> **Data for the task**
►
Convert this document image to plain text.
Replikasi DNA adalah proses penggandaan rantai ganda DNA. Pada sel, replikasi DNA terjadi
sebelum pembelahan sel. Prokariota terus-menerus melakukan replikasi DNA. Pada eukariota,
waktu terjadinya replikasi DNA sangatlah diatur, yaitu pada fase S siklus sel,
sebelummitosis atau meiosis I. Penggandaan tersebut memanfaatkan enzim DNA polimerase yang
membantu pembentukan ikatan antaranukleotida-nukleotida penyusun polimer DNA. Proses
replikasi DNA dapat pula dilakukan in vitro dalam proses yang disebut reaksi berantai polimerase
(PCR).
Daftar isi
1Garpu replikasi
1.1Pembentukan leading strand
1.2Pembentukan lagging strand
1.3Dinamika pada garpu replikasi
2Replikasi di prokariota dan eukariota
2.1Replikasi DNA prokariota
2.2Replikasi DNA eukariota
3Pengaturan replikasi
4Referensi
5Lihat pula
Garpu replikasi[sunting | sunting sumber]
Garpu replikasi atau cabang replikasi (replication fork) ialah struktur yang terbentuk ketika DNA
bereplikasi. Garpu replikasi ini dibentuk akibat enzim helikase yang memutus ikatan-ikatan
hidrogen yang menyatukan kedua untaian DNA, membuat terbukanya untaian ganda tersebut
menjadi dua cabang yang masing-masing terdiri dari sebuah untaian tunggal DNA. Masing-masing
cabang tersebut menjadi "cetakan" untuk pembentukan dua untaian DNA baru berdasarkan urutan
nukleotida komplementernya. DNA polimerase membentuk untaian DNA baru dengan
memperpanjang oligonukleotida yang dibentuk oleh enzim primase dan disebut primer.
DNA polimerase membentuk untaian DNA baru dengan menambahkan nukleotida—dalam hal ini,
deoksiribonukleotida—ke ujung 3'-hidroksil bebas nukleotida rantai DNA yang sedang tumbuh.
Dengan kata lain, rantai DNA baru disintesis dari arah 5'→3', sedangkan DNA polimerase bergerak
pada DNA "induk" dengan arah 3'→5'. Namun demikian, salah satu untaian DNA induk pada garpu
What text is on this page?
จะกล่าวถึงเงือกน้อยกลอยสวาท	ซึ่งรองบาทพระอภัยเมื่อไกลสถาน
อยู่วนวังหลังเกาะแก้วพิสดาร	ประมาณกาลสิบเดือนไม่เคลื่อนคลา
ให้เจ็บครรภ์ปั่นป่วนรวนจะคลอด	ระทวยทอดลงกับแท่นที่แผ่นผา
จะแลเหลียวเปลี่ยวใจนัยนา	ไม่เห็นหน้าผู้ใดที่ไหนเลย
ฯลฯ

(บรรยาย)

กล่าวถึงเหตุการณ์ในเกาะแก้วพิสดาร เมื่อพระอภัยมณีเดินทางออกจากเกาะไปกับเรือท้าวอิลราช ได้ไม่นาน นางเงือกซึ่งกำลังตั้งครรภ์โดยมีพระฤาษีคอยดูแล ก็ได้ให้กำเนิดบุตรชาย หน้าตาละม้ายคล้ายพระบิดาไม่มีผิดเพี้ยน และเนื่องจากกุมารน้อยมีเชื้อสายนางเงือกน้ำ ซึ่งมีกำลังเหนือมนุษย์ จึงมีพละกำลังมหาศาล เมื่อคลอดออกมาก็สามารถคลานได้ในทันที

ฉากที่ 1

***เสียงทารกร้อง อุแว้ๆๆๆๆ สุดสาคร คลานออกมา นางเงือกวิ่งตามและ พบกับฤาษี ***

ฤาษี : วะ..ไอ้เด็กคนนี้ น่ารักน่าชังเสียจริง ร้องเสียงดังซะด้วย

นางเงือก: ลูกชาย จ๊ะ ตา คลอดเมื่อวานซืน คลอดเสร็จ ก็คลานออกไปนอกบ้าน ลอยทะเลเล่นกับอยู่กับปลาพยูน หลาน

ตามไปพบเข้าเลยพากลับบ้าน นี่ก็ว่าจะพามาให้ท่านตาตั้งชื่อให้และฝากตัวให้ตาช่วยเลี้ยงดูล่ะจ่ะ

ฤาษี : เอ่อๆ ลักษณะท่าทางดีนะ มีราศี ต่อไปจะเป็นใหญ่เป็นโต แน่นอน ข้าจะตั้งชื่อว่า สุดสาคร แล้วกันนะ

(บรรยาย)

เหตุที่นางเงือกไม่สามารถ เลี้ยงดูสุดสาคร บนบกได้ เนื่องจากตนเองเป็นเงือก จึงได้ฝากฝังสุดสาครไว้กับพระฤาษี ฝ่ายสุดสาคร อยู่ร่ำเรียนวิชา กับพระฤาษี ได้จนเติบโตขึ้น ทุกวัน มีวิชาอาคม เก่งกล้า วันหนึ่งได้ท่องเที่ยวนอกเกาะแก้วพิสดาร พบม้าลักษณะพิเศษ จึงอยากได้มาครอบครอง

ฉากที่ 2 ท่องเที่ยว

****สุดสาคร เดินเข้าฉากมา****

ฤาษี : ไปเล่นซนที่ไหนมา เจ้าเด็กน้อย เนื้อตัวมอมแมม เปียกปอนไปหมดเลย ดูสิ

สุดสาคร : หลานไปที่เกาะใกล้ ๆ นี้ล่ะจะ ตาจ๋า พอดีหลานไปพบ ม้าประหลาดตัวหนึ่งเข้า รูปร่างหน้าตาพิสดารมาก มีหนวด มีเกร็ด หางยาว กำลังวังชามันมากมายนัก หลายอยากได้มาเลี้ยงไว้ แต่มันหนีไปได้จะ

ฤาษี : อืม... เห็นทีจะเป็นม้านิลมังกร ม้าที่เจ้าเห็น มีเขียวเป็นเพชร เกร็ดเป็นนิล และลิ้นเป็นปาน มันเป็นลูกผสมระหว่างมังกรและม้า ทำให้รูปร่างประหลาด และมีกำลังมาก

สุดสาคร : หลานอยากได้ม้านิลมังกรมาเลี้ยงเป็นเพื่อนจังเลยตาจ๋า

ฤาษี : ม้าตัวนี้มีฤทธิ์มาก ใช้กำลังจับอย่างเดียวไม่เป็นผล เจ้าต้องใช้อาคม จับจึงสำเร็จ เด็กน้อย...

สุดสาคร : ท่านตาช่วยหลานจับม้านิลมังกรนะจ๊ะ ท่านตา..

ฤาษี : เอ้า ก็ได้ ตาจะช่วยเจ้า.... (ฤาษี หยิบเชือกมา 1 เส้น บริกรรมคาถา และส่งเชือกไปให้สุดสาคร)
◄
> **Challenge**
All entries must be repeated verbatim.

> **Answer to this task**
Convert this document image to plain text.
Replikasi DNA adalah proses penggandaan rantai ganda DNA. Pada sel, replikasi DNA terjadi
sebelum pembelahan sel. Prokariota terus-menerus melakukan replikasi DNA. Pada eukariota,
waktu terjadinya replikasi DNA sangatlah diatur, yaitu pada fase S siklus sel,
sebelummitosis atau meiosis I. Penggandaan tersebut memanfaatkan enzim DNA polimerase yang
membantu pembentukan ikatan antaranukleotida-nukleotida penyusun polimer DNA. Proses
replikasi DNA dapat pula dilakukan in vitro dalam proses yang disebut reaksi berantai polimerase
(PCR).
Daftar isi
1Garpu replikasi
1.1Pembentukan leading strand
1.2Pembentukan lagging strand
1.3Dinamika pada garpu replikasi
2Replikasi di prokariota dan eukariota
2.1Replikasi DNA prokariota
2.2Replikasi DNA eukariota
3Pengaturan replikasi
4Referensi
5Lihat pula
Garpu replikasi[sunting | sunting sumber]
Garpu replikasi atau cabang replikasi (replication fork) ialah struktur yang terbentuk ketika DNA
bereplikasi. Garpu replikasi ini dibentuk akibat enzim helikase yang memutus ikatan-ikatan
hidrogen yang menyatukan kedua untaian DNA, membuat terbukanya untaian ganda tersebut
menjadi dua cabang yang masing-masing terdiri dari sebuah untaian tunggal DNA. Masing-masing
cabang tersebut menjadi "cetakan" untuk pembentukan dua untaian DNA baru berdasarkan urutan
nukleotida komplementernya. DNA polimerase membentuk untaian DNA baru dengan
memperpanjang oligonukleotida yang dibentuk oleh enzim primase dan disebut primer.
DNA polimerase membentuk untaian DNA baru dengan menambahkan nukleotida—dalam hal ini,
deoksiribonukleotida—ke ujung 3'-hidroksil bebas nukleotida rantai DNA yang sedang tumbuh.
Dengan kata lain, rantai DNA baru disintesis dari arah 5'→3', sedangkan DNA polimerase bergerak
pada DNA "induk" dengan arah 3'→5'. Namun demikian, salah satu untaian DNA induk pada garpu
What text is on this page?
จะกล่าวถึงเงือกน้อยกลอยสวาท	ซึ่งรองบาทพระอภัยเมื่อไกลสถาน
อยู่วนวังหลังเกาะแก้วพิสดาร	ประมาณกาลสิบเดือนไม่เคลื่อนคลา
ให้เจ็บครรภ์ปั่นป่วนรวนจะคลอด	ระทวยทอดลงกับแท่นที่แผ่นผา
จะแลเหลียวเปลี่ยวใจนัยนา	ไม่เห็นหน้าผู้ใดที่ไหนเลย
ฯลฯ

(บรรยาย)

กล่าวถึงเหตุการณ์ในเกาะแก้วพิสดาร เมื่อพระอภัยมณีเดินทางออกจากเกาะไปกับเรือท้าวอิลราช ได้ไม่นาน นางเงือกซึ่งกำลังตั้งครรภ์โดยมีพระฤาษีคอยดูแล ก็ได้ให้กำเนิดบุตรชาย หน้าตาละม้ายคล้ายพระบิดาไม่มีผิดเพี้ยน และเนื่องจากกุมารน้อยมีเชื้อสายนางเงือกน้ำ ซึ่งมีกำลังเหนือมนุษย์ จึงมีพละกำลังมหาศาล เมื่อคลอดออกมาก็สามารถคลานได้ในทันที

ฉากที่ 1

***เสียงทารกร้อง อุแว้ๆๆๆๆ สุดสาคร คลานออกมา นางเงือกวิ่งตามและ พบกับฤาษี ***

ฤาษี : วะ..ไอ้เด็กคนนี้ น่ารักน่าชังเสียจริง ร้องเสียงดังซะด้วย

นางเงือก: ลูกชาย จ๊ะ ตา คลอดเมื่อวานซืน คลอดเสร็จ ก็คลานออกไปนอกบ้าน ลอยทะเลเล่นกับอยู่กับปลาพยูน หลาน

ตามไปพบเข้าเลยพากลับบ้าน นี่ก็ว่าจะพามาให้ท่านตาตั้งชื่อให้และฝากตัวให้ตาช่วยเลี้ยงดูล่ะจ่ะ

ฤาษี : เอ่อๆ ลักษณะท่าทางดีนะ มีราศี ต่อไปจะเป็นใหญ่เป็นโต แน่นอน ข้าจะตั้งชื่อว่า สุดสาคร แล้วกันนะ

(บรรยาย)

เหตุที่นางเงือกไม่สามารถ เลี้ยงดูสุดสาคร บนบกได้ เนื่องจากตนเองเป็นเงือก จึงได้ฝากฝังสุดสาครไว้กับพระฤาษี ฝ่ายสุดสาคร อยู่ร่ำเรียนวิชา กับพระฤาษี ได้จนเติบโตขึ้น ทุกวัน มีวิชาอาคม เก่งกล้า วันหนึ่งได้ท่องเที่ยวนอกเกาะแก้วพิสดาร พบม้าลักษณะพิเศษ จึงอยากได้มาครอบครอง

ฉากที่ 2 ท่องเที่ยว

****สุดสาคร เดินเข้าฉากมา****

ฤาษี : ไปเล่นซนที่ไหนมา เจ้าเด็กน้อย เนื้อตัวมอมแมม เปียกปอนไปหมดเลย ดูสิ

สุดสาคร : หลานไปที่เกาะใกล้ ๆ นี้ล่ะจะ ตาจ๋า พอดีหลานไปพบ ม้าประหลาดตัวหนึ่งเข้า รูปร่างหน้าตาพิสดารมาก มีหนวด มีเกร็ด หางยาว กำลังวังชามันมากมายนัก หลายอยากได้มาเลี้ยงไว้ แต่มันหนีไปได้จะ

ฤาษี : อืม... เห็นทีจะเป็นม้านิลมังกร ม้าที่เจ้าเห็น มีเขียวเป็นเพชร เกร็ดเป็นนิล และลิ้นเป็นปาน มันเป็นลูกผสมระหว่างมังกรและม้า ทำให้รูปร่างประหลาด และมีกำลังมาก

สุดสาคร : หลานอยากได้ม้านิลมังกรมาเลี้ยงเป็นเพื่อนจังเลยตาจ๋า

ฤาษี : ม้าตัวนี้มีฤทธิ์มาก ใช้กำลังจับอย่างเดียวไม่เป็นผล เจ้าต้องใช้อาคม จับจึงสำเร็จ เด็กน้อย...

สุดสาคร : ท่านตาช่วยหลานจับม้านิลมังกรนะจ๊ะ ท่านตา..

ฤาษี : เอ้า ก็ได้ ตาจะช่วยเจ้า.... (ฤาษี หยิบเชือกมา 1 เส้น บริกรรมคาถา และส่งเชือกไปให้สุดสาคร)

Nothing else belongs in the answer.